··· Stored data ···

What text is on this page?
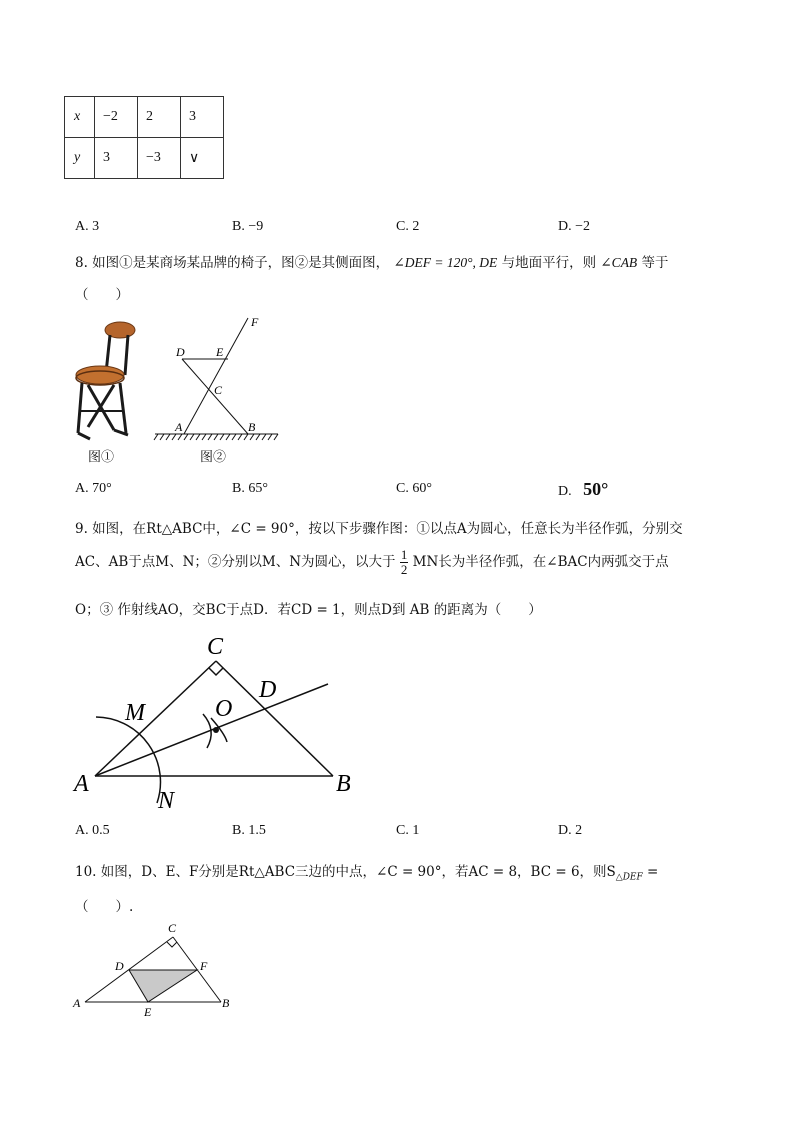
x	−2	2	3
y	3	−3	∨
A. 3	B. −9	C. 2	D. −2
8. 如图①是某商场某品牌的椅子，图②是其侧面图， ∠DEF = 120°, DE 与地面平行，则 ∠CAB 等于
（　　）
图①
D	E
F
C
A	B
图②
A. 70°	B. 65°	C. 60°	D. 50°
9. 如图，在Rt△ABC中，∠C = 90°，按以下步骤作图：①以点A为圆心，任意长为半径作弧，分别交
AC、AB于点M、N；②分别以M、N为圆心，以大于 $\frac{1}{2}$ MN长为半径作弧，在∠BAC内两弧交于点
O；③ 作射线AO，交BC于点D．若CD = 1，则点D到 AB 的距离为（　　）
C
M	O
D
A
N
B
A. 0.5	B. 1.5	C. 1	D. 2
10. 如图，D、E、F分别是Rt△ABC三边的中点，∠C = 90°，若AC = 8，BC = 6，则$S_{\triangle DEF}$ =
（　　）.
C
D	F
A
E
B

···

## [What is asked]
Without the pictures, write out all of the material exactly.

## [Reply to the exercise]
What text is on this page?
x	−2	2	3
y	3	−3	∨
A. 3	B. −9	C. 2	D. −2
8. 如图①是某商场某品牌的椅子，图②是其侧面图， ∠DEF = 120°, DE 与地面平行，则 ∠CAB 等于
（　　）
图①
D	E
F
C
A	B
图②
A. 70°	B. 65°	C. 60°	D. 50°
9. 如图，在Rt△ABC中，∠C = 90°，按以下步骤作图：①以点A为圆心，任意长为半径作弧，分别交
AC、AB于点M、N；②分别以M、N为圆心，以大于 $\frac{1}{2}$ MN长为半径作弧，在∠BAC内两弧交于点
O；③ 作射线AO，交BC于点D．若CD = 1，则点D到 AB 的距离为（　　）
C
M	O
D
A
N
B
A. 0.5	B. 1.5	C. 1	D. 2
10. 如图，D、E、F分别是Rt△ABC三边的中点，∠C = 90°，若AC = 8，BC = 6，则$S_{\triangle DEF}$ =
（　　）.
C
D	F
A
E
B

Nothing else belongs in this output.